What to work on:
Copy the material that follows word for word and omit its pictures.

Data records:

╭──

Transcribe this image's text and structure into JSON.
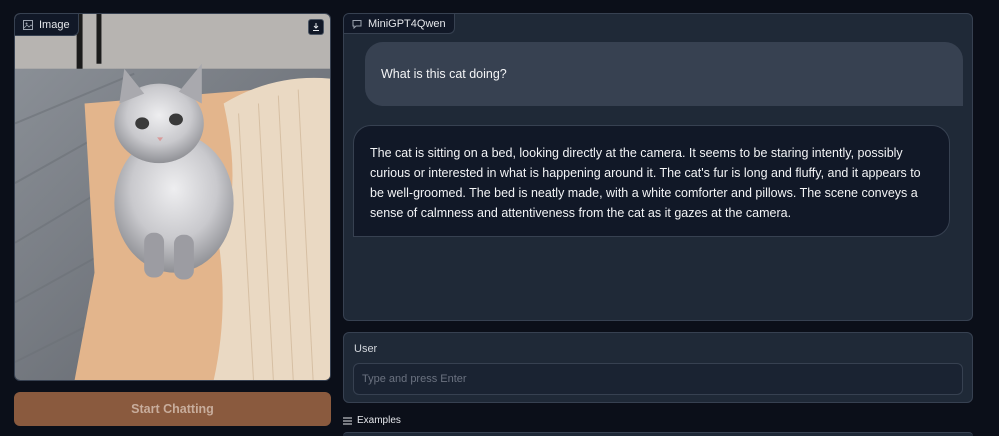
{
  "image_panel": {
    "label": "Image",
    "label_icon": "image-icon",
    "download_icon": "download-icon"
  },
  "start_button": {
    "label": "Start Chatting"
  },
  "chatbot": {
    "label": "MiniGPT4Qwen",
    "label_icon": "chat-icon",
    "messages": [
      {
        "role": "user",
        "text": "What is this cat doing?"
      },
      {
        "role": "bot",
        "text": "The cat is sitting on a bed, looking directly at the camera. It seems to be staring intently, possibly curious or interested in what is happening around it. The cat's fur is long and fluffy, and it appears to be well-groomed. The bed is neatly made, with a white comforter and pillows. The scene conveys a sense of calmness and attentiveness from the cat as it gazes at the camera."
      }
    ]
  },
  "user_input": {
    "label": "User",
    "placeholder": "Type and press Enter",
    "value": ""
  },
  "examples": {
    "label": "Examples",
    "icon": "list-icon"
  },
  "colors": {
    "background": "#0b0f19",
    "panel": "#1f2937",
    "button": "#8a5a3e"
  }
}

╰──

Response:
Transcribe this image's text and structure into JSON.
{
  "image_panel": {
    "label": "Image",
    "label_icon": "image-icon",
    "download_icon": "download-icon"
  },
  "start_button": {
    "label": "Start Chatting"
  },
  "chatbot": {
    "label": "MiniGPT4Qwen",
    "label_icon": "chat-icon",
    "messages": [
      {
        "role": "user",
        "text": "What is this cat doing?"
      },
      {
        "role": "bot",
        "text": "The cat is sitting on a bed, looking directly at the camera. It seems to be staring intently, possibly curious or interested in what is happening around it. The cat's fur is long and fluffy, and it appears to be well-groomed. The bed is neatly made, with a white comforter and pillows. The scene conveys a sense of calmness and attentiveness from the cat as it gazes at the camera."
      }
    ]
  },
  "user_input": {
    "label": "User",
    "placeholder": "Type and press Enter",
    "value": ""
  },
  "examples": {
    "label": "Examples",
    "icon": "list-icon"
  },
  "colors": {
    "background": "#0b0f19",
    "panel": "#1f2937",
    "button": "#8a5a3e"
  }
}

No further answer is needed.